→ Do this:
Comb the records below for the string "余强饮三大白而别" and copy each line where it turns up.

Saved entries
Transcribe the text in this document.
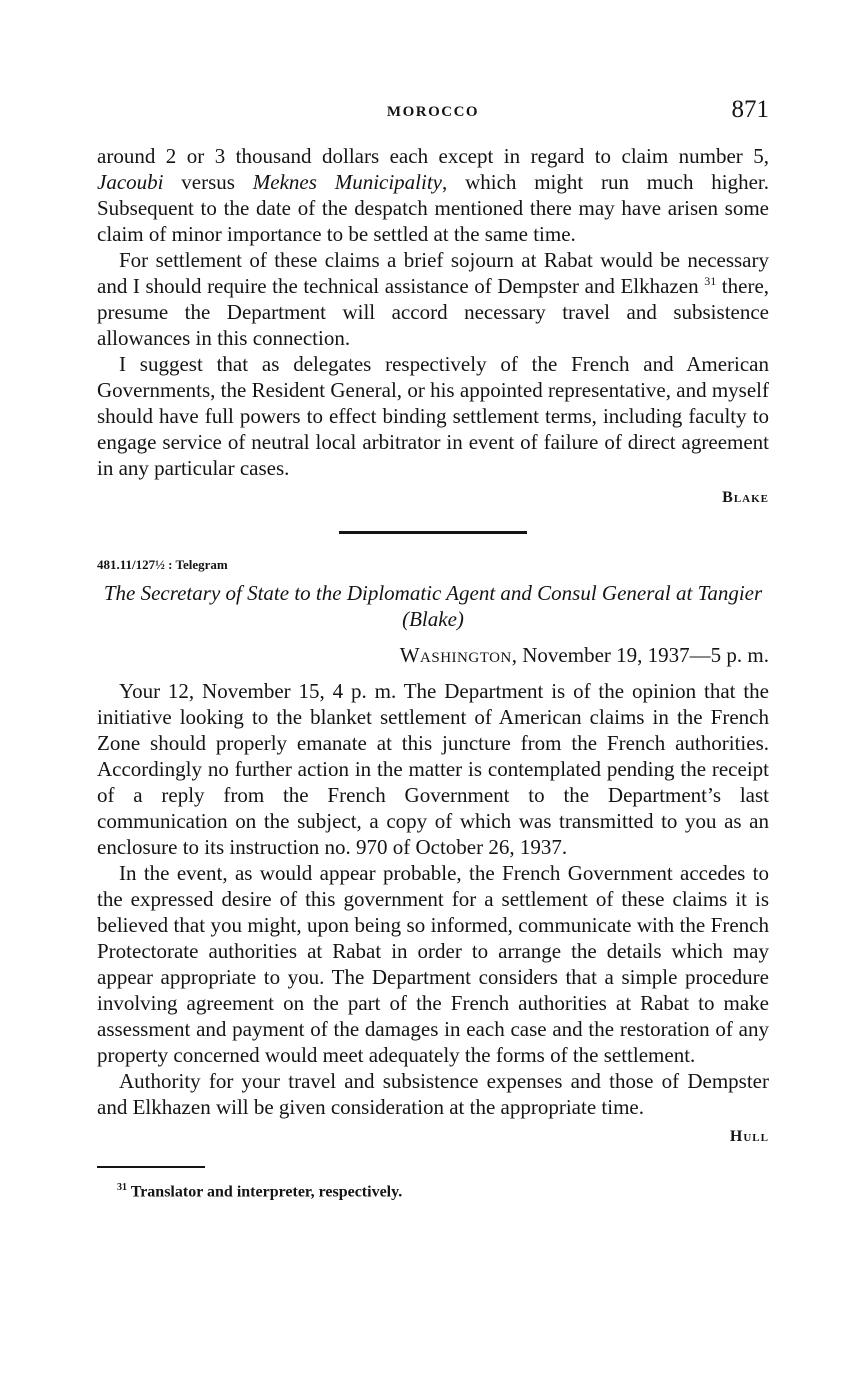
MOROCCO	871

around 2 or 3 thousand dollars each except in regard to claim number 5, Jacoubi versus Meknes Municipality, which might run much higher. Subsequent to the date of the despatch mentioned there may have arisen some claim of minor importance to be settled at the same time.

For settlement of these claims a brief sojourn at Rabat would be necessary and I should require the technical assistance of Dempster and Elkhazen $^{31}$ there, presume the Department will accord necessary travel and subsistence allowances in this connection.

I suggest that as delegates respectively of the French and American Governments, the Resident General, or his appointed representative, and myself should have full powers to effect binding settlement terms, including faculty to engage service of neutral local arbitrator in event of failure of direct agreement in any particular cases.

Blake
481.11/127½ : Telegram
The Secretary of State to the Diplomatic Agent and Consul General at Tangier (Blake)
Washington, November 19, 1937—5 p. m.

Your 12, November 15, 4 p. m. The Department is of the opinion that the initiative looking to the blanket settlement of American claims in the French Zone should properly emanate at this juncture from the French authorities. Accordingly no further action in the matter is contemplated pending the receipt of a reply from the French Government to the Department’s last communication on the subject, a copy of which was transmitted to you as an enclosure to its instruction no. 970 of October 26, 1937.

In the event, as would appear probable, the French Government accedes to the expressed desire of this government for a settlement of these claims it is believed that you might, upon being so informed, communicate with the French Protectorate authorities at Rabat in order to arrange the details which may appear appropriate to you. The Department considers that a simple procedure involving agreement on the part of the French authorities at Rabat to make assessment and payment of the damages in each case and the restoration of any property concerned would meet adequately the forms of the settlement.

Authority for your travel and subsistence expenses and those of Dempster and Elkhazen will be given consideration at the appropriate time.

Hull
$^{31}$ Translator and interpreter, respectively.
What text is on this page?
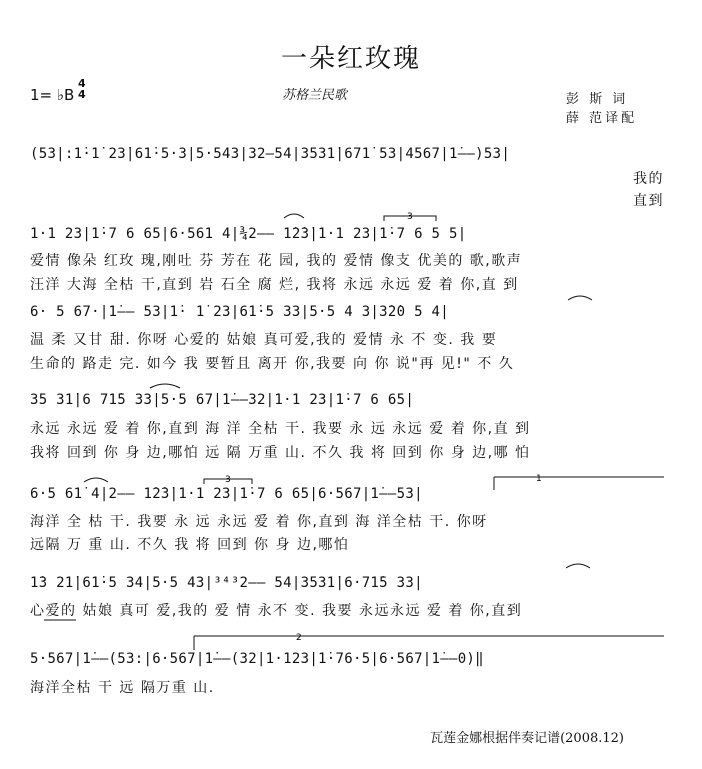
一朵红玫瑰
1= ♭B
4
4	苏格兰民歌	彭 斯 词
薛 范译配
(53|:1̇·1̇ 23̇|61̇·5·3|5·543|32–54|3531̇|671̇ 53|4567|1̇––)53|
我的
直到
1·1 23|1̇·7 6 65|6·561 4|¾2–– 1̇2̇3̇|1·1 23|1̇·7 6 5 5|
爱情 像朵 红玫 瑰,刚吐 芬 芳在 花 园, 我的 爱情 像支 优美的 歌,歌声
汪洋 大海 全枯 干,直到 岩 石全 腐 烂, 我将 永远 永远 爱 着 你,直 到
6· 5 67·|1̇–– 53|1̇· 1̇ 23|61̇·5 33|5·5 4 3|3̇2̇0 5 4|
温 柔 又甘 甜. 你呀 心爱的 姑娘 真可爱,我的 爱情 永 不 变. 我 要
生命的 路走 完. 如今 我 要暂且 离开 你,我要 向 你 说"再 见!" 不 久
35 31̇|6 71̇5 33|5·5 67|1̇––32|1·1 23|1̇·7 6 65|
永远 永远 爱 着 你,直到 海 洋 全枯 干. 我要 永 远 永远 爱 着 你,直 到
我将 回到 你 身 边,哪怕 远 隔 万重 山. 不久 我 将 回到 你 身 边,哪 怕
6·5 61̇ 4|2–– 1̇2̇3̇|1·1 23|1̇·7 6 65|6·567|1̇––53|
海洋 全 枯 干. 我要 永 远 永远 爱 着 你,直到 海 洋全枯 干. 你呀
远隔 万 重 山. 不久 我 将 回到 你 身 边,哪怕
1̇3 21̇|61̇·5 34|5·5 43|³⁴³2–– 54|3531̇|6·71̇5 33|
心爱的 姑娘 真可 爱,我的 爱 情 永不 变. 我要 永远永远 爱 着 你,直到
5·567|1̇––(53:|6·567|1̇––(32|1·123|1̇·76·5|6·567|1̇––0)‖
海洋全枯 干 远 隔万重 山.
1
2
3
3
瓦莲金娜根据伴奏记谱(2008.12)
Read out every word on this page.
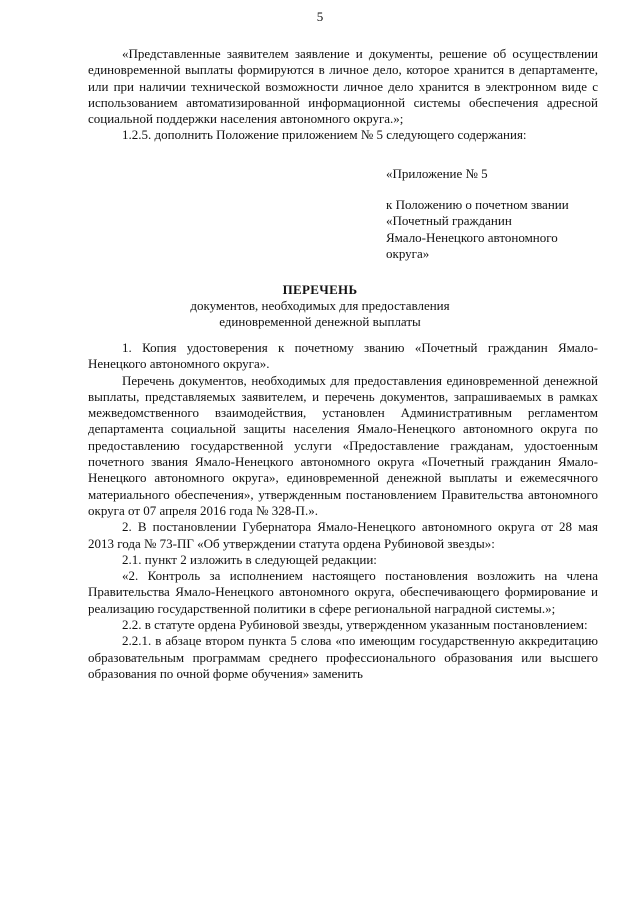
5

«Представленные заявителем заявление и документы, решение об осуществлении единовременной выплаты формируются в личное дело, которое хранится в департаменте, или при наличии технической возможности личное дело хранится в электронном виде с использованием автоматизированной информационной системы обеспечения адресной социальной поддержки населения автономного округа.»;

1.2.5. дополнить Положение приложением № 5 следующего содержания:

«Приложение № 5
к Положению о почетном звании
«Почетный гражданин
Ямало-Ненецкого автономного
округа»
ПЕРЕЧЕНЬ
документов, необходимых для предоставления
единовременной денежной выплаты

1. Копия удостоверения к почетному званию «Почетный гражданин Ямало-Ненецкого автономного округа».

Перечень документов, необходимых для предоставления единовременной денежной выплаты, представляемых заявителем, и перечень документов, запрашиваемых в рамках межведомственного взаимодействия, установлен Административным регламентом департамента социальной защиты населения Ямало-Ненецкого автономного округа по предоставлению государственной услуги «Предоставление гражданам, удостоенным почетного звания Ямало-Ненецкого автономного округа «Почетный гражданин Ямало-Ненецкого автономного округа», единовременной денежной выплаты и ежемесячного материального обеспечения», утвержденным постановлением Правительства автономного округа от 07 апреля 2016 года № 328-П.».

2. В постановлении Губернатора Ямало-Ненецкого автономного округа от 28 мая 2013 года № 73-ПГ «Об утверждении статута ордена Рубиновой звезды»:

2.1. пункт 2 изложить в следующей редакции:

«2. Контроль за исполнением настоящего постановления возложить на члена Правительства Ямало-Ненецкого автономного округа, обеспечивающего формирование и реализацию государственной политики в сфере региональной наградной системы.»;

2.2. в статуте ордена Рубиновой звезды, утвержденном указанным постановлением:

2.2.1. в абзаце втором пункта 5 слова «по имеющим государственную аккредитацию образовательным программам среднего профессионального образования или высшего образования по очной форме обучения» заменить
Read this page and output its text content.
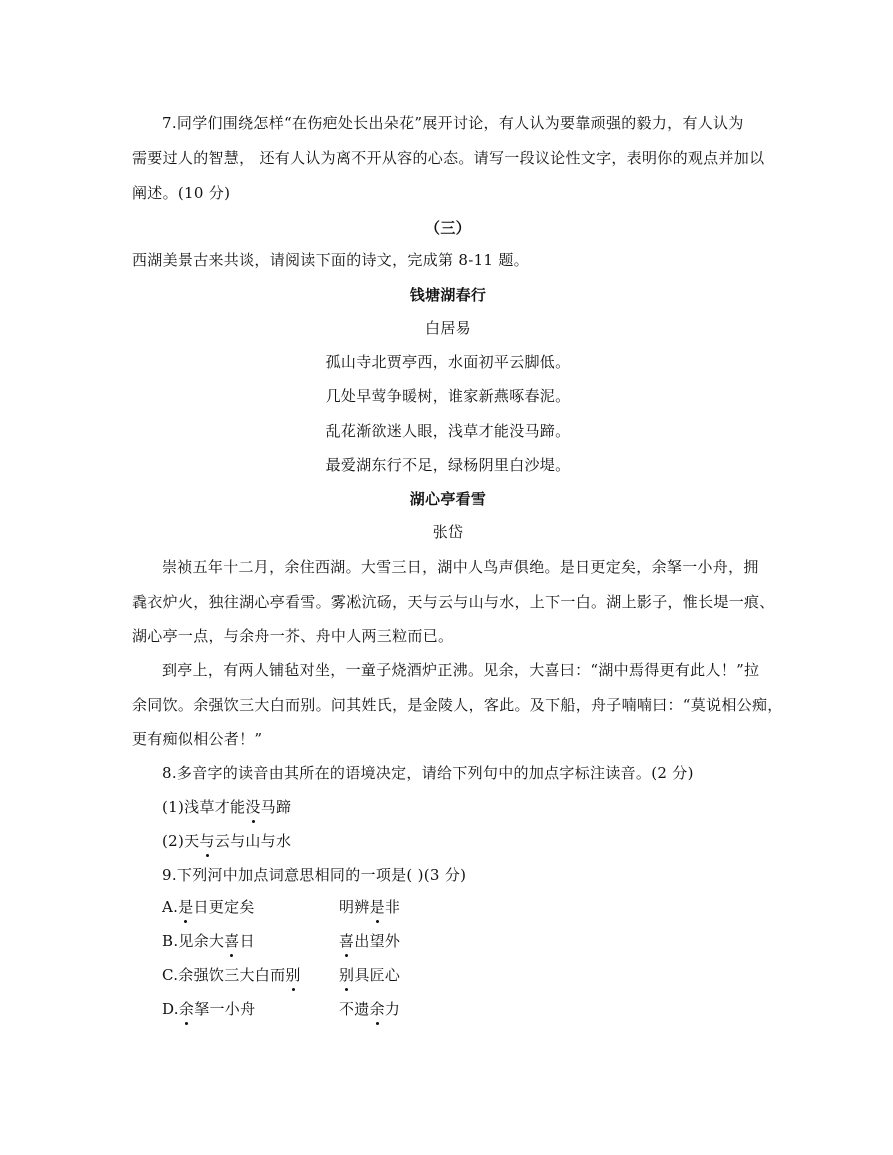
7.同学们围绕怎样“在伤疤处长出朵花”展开讨论，有人认为要靠顽强的毅力，有人认为
需要过人的智慧， 还有人认为离不开从容的心态。请写一段议论性文字，表明你的观点并加以
阐述。(10 分)
（三）
西湖美景古来共谈，请阅读下面的诗文，完成第 8-11 题。
钱塘湖春行
白居易
孤山寺北贾亭西，水面初平云脚低。
几处早莺争暖树，谁家新燕啄春泥。
乱花渐欲迷人眼，浅草才能没马蹄。
最爱湖东行不足，绿杨阴里白沙堤。
湖心亭看雪
张岱
崇祯五年十二月，余住西湖。大雪三日，湖中人鸟声俱绝。是日更定矣，余拏一小舟，拥
毳衣炉火，独往湖心亭看雪。雾凇沆砀，天与云与山与水，上下一白。湖上影子，惟长堤一痕、
湖心亭一点，与余舟一芥、舟中人两三粒而已。
到亭上，有两人铺毡对坐，一童子烧酒炉正沸。见余，大喜曰：“湖中焉得更有此人！”拉
余同饮。余强饮三大白而别。问其姓氏，是金陵人，客此。及下船，舟子喃喃曰：“莫说相公痴，
更有痴似相公者！”
8.多音字的读音由其所在的语境决定，请给下列句中的加点字标注读音。(2 分)
(1)浅草才能没马蹄
(2)天与云与山与水
9.下列河中加点词意思相同的一项是( )(3 分)
A.是日更定矣	明辨是非
B.见余大喜日	喜出望外
C.余强饮三大白而别	别具匠心
D.余拏一小舟	不遗余力
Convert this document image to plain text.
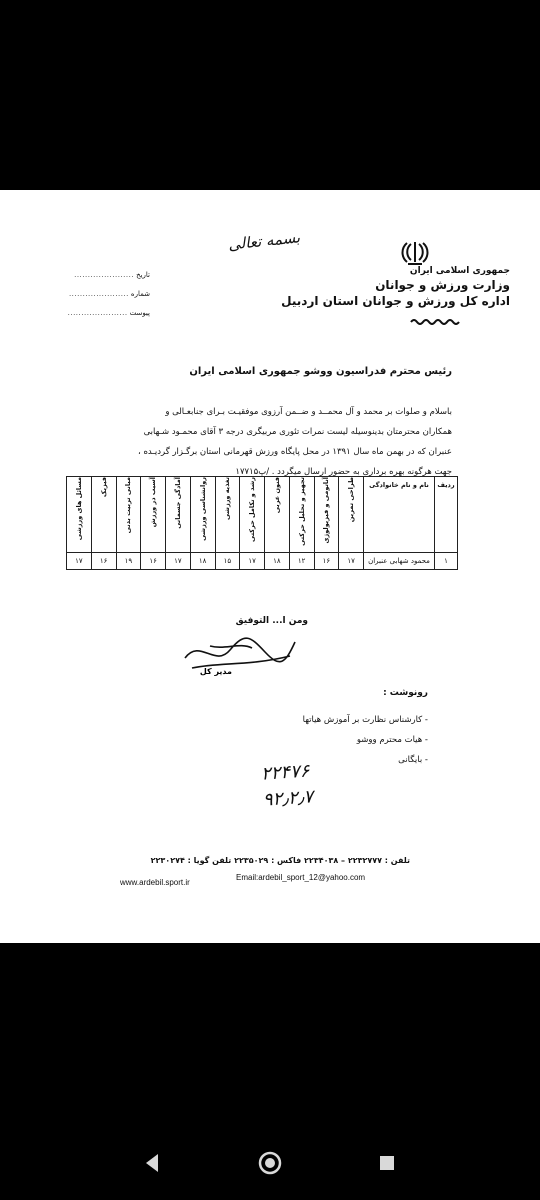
بسمه تعالی
جمهوری اسلامی ایران
وزارت ورزش و جوانان
اداره کل ورزش و جوانان استان اردبیل
...................... تاریخ
...................... شماره
...................... پیوست
رئیس محترم فدراسیون ووشو جمهوری اسلامی ایران
باسلام و صلوات بر محمد و آل محمــد و ضــمن آرزوی موفقیـت بـرای جنابعـالی و
همکاران محترمتان بدینوسیله لیست نمرات تئوری مربیگری درجه ۳ آقای محمـود شـهابی
عنبران که در بهمن ماه سال ۱۳۹۱ در محل پایگاه ورزش قهرمانی استان برگـزار گردیـده ،
جهت هرگونه بهره برداری به حضور ارسال میگردد . /پ۱۷۷۱۵
ردیف	نام و نام خانوادگی	طراحی تمرین	آناتومی و فیزیولوژی	تجهیز و تحلیل حرکتی	فنون عربی	رشد و تکامل حرکتی	تغذیه ورزشی	روانشناسی ورزشی	آمادگی جسمانی	آسیب در ورزش	مبانی تربیت بدنی	فیزیک	مسائل های ورزشی
۱	محمود شهابی عنبران	۱۷	۱۶	۱۲	۱۸	۱۷	۱۵	۱۸	۱۷	۱۶	۱۹	۱۶	۱۷
ومن ا... التوفیق
مدیر کل
رونوشت :
- کارشناس نظارت بر آموزش هیاتها
- هیات محترم ووشو
- بایگانی
۲۲۴۷۶
۹۲٫۲٫۷
تلفن : ۲۲۳۲۷۷۷ – ۲۲۳۴۰۳۸ فاکس : ۲۲۳۵۰۲۹ تلفن گویا : ۲۲۳۰۲۷۴
www.ardebil.sport.ir
Email:ardebil_sport_12@yahoo.com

→ Completed exercise:
余同饮。余强饮三大白而别。问其姓氏，是金陵人，客此。及下船，舟子喃喃曰：“莫说相公痴，
C.余强饮三大白而别	别具匠心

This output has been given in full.